= Task =
Only the number is wanted: count the lines that contain "mortgagemarvin".

* * * * *

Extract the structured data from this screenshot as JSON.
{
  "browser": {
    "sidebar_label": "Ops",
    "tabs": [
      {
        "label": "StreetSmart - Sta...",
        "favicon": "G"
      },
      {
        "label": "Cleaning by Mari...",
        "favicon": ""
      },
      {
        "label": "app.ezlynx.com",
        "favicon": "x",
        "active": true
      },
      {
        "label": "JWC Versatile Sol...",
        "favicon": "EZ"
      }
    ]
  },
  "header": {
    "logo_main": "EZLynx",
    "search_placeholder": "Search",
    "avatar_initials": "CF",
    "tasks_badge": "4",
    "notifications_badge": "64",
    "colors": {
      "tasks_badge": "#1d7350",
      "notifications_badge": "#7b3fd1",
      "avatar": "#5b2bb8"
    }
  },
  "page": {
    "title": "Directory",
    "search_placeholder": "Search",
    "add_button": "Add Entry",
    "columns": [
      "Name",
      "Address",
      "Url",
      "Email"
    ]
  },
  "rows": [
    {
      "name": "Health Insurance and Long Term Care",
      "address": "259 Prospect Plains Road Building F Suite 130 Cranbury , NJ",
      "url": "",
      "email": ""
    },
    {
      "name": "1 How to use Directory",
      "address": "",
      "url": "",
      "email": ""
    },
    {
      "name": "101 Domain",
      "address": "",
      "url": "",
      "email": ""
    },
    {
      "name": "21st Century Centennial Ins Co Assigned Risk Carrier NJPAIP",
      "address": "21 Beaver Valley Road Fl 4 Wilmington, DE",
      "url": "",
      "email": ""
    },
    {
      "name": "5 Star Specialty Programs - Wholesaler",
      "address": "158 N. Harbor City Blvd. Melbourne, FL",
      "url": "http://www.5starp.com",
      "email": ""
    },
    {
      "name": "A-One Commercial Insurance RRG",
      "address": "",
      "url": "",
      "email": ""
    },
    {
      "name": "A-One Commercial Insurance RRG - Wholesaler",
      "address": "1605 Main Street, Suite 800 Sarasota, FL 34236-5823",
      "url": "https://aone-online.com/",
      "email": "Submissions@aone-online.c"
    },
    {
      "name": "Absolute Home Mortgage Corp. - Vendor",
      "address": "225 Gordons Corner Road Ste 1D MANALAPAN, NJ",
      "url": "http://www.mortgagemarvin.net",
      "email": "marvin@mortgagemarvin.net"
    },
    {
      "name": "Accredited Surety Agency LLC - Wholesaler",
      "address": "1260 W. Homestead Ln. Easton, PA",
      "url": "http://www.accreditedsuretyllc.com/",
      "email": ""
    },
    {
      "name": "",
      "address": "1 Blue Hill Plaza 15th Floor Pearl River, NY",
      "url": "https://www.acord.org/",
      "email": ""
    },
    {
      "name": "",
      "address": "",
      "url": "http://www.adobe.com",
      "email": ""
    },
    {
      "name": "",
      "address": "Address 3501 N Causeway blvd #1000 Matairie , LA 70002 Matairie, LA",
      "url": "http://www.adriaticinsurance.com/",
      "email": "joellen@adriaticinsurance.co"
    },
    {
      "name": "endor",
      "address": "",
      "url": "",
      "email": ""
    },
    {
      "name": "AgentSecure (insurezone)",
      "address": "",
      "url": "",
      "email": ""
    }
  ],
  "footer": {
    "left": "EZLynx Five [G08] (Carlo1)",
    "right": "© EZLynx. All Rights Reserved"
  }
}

* * * * *

= Task answer =
2